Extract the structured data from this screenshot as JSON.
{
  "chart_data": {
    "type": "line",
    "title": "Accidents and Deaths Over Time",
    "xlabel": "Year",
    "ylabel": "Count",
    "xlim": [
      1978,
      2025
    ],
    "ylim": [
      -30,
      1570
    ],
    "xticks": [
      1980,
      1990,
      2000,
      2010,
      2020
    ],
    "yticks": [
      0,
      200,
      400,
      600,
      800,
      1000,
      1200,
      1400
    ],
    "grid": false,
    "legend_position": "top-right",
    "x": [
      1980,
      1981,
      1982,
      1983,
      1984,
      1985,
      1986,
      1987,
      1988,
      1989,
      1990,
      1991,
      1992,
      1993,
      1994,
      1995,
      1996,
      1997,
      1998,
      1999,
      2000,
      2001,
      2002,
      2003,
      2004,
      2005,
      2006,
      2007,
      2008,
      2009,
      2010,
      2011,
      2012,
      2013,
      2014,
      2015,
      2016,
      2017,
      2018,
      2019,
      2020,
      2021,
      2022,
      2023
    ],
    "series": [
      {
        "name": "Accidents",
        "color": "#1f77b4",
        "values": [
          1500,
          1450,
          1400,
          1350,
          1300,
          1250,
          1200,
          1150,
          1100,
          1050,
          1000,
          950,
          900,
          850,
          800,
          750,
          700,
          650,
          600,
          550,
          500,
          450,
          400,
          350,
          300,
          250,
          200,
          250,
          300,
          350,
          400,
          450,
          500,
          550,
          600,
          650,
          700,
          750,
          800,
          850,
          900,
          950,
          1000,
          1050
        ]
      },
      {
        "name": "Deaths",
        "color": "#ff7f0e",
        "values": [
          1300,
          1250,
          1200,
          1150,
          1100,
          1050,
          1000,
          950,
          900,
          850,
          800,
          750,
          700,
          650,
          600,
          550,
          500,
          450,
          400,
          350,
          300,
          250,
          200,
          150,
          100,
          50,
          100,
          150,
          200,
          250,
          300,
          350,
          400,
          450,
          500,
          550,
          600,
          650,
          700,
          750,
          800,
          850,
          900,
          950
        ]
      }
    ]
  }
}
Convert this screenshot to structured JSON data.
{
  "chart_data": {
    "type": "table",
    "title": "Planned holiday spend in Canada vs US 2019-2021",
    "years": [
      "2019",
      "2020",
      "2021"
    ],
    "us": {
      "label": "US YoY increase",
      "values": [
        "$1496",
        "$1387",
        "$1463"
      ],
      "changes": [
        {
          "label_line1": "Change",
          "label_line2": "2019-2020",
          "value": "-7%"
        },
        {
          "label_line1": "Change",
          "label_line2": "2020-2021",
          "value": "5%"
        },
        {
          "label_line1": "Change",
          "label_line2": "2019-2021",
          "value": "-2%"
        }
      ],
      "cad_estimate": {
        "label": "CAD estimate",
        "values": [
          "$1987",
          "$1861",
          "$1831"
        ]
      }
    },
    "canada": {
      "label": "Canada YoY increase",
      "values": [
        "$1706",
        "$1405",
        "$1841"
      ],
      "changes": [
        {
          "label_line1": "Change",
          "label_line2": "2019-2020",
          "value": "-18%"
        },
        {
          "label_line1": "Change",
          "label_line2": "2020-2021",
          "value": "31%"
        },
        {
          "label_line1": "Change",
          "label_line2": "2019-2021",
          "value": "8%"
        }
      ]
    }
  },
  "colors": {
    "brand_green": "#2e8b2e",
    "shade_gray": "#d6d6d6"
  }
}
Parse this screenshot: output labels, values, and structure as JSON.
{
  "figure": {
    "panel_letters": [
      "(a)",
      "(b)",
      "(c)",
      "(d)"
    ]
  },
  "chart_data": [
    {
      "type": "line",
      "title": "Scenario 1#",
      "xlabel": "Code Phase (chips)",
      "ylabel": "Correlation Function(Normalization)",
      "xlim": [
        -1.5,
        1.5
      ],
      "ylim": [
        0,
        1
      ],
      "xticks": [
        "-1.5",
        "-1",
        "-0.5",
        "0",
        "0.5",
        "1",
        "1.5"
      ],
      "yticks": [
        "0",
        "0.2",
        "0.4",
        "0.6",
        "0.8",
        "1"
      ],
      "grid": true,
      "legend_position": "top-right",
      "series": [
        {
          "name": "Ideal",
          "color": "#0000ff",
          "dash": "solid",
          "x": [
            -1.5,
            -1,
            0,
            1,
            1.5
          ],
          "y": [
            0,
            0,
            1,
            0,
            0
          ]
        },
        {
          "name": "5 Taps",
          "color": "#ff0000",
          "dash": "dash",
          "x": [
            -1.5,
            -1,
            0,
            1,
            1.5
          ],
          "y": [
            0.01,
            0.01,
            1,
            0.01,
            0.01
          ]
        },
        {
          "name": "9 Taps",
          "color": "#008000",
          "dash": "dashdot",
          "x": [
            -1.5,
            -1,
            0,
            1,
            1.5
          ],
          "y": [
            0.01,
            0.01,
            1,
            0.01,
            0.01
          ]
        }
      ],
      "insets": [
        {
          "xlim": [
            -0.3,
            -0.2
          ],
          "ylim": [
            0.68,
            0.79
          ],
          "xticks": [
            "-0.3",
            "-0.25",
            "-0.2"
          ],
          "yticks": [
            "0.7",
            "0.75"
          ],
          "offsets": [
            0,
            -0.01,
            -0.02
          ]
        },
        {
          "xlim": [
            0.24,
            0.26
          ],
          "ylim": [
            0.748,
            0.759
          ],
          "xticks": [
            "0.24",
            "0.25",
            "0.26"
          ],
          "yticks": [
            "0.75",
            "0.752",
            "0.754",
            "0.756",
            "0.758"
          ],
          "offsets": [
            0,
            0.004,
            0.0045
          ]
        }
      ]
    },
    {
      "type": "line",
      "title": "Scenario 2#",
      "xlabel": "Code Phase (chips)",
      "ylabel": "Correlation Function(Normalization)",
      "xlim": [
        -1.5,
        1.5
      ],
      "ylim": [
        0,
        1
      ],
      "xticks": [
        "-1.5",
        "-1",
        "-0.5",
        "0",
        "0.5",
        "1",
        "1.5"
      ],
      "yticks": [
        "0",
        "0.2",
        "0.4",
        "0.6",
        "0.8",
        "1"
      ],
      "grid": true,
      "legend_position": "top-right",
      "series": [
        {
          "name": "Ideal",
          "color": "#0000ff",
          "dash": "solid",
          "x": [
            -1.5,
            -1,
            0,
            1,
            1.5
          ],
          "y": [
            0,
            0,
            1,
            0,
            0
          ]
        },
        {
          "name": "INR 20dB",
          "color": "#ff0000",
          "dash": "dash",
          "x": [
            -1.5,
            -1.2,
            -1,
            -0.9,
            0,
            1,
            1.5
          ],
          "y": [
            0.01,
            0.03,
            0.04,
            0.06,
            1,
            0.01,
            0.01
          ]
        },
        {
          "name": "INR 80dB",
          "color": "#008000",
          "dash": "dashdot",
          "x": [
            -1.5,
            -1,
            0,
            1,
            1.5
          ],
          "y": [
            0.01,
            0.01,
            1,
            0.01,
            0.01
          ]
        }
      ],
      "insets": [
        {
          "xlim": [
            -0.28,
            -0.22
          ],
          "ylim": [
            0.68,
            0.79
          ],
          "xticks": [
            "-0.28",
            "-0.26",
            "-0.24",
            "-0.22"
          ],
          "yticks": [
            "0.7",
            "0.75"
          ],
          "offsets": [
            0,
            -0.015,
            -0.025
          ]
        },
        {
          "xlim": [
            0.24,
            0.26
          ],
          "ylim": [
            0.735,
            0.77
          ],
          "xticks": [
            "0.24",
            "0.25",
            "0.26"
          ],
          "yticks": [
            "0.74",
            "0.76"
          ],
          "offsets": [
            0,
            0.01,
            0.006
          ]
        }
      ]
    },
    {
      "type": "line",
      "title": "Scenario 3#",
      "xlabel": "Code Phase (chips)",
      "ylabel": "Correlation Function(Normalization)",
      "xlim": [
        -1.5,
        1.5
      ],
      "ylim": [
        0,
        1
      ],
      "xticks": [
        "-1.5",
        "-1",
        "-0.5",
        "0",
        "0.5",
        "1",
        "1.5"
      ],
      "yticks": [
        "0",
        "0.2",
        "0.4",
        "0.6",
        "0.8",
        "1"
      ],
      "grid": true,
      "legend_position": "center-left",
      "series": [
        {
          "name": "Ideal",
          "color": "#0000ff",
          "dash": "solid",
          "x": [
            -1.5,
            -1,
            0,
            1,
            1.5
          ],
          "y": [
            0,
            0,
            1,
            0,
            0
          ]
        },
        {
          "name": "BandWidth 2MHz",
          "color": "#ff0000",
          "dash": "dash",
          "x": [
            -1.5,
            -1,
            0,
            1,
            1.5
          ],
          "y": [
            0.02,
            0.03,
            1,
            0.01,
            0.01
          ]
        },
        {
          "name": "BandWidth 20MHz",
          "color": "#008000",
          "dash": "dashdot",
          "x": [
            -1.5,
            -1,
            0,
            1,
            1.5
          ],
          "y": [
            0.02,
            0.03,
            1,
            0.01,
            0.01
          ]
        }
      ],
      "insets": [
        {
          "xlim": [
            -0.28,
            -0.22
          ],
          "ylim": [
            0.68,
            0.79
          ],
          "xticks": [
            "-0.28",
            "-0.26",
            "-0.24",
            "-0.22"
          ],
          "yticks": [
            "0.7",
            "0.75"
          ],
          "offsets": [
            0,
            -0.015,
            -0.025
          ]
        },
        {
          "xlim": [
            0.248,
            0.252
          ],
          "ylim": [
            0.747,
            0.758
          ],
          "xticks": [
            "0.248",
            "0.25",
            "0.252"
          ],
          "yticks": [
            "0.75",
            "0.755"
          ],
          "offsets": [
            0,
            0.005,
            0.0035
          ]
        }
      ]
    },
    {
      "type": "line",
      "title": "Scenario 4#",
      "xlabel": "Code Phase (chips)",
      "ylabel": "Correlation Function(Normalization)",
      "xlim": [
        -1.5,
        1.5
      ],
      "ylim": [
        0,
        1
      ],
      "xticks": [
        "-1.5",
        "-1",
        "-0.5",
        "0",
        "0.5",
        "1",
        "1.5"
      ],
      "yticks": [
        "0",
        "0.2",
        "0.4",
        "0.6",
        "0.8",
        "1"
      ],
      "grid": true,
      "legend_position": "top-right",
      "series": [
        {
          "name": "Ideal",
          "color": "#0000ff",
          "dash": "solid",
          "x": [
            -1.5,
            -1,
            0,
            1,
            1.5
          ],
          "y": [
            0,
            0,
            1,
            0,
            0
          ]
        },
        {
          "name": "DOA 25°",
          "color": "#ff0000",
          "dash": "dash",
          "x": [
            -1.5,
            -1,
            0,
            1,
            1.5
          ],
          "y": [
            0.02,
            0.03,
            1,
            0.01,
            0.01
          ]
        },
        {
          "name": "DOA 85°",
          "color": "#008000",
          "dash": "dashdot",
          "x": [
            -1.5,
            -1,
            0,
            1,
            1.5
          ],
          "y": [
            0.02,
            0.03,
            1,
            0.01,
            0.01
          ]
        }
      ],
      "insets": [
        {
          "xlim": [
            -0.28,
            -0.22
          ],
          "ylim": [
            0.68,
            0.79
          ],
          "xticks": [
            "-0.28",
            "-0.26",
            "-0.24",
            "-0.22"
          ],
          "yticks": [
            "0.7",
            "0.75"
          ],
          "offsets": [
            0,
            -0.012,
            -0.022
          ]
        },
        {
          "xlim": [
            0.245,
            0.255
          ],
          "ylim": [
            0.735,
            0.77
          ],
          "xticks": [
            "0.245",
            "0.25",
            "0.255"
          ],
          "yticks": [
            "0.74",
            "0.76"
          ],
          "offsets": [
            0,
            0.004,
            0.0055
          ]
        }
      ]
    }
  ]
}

STATED EXERCISE: Say how many lines have the string "increase" in them, offering no words beyond the number.

PROBLEM SOLUTION: 2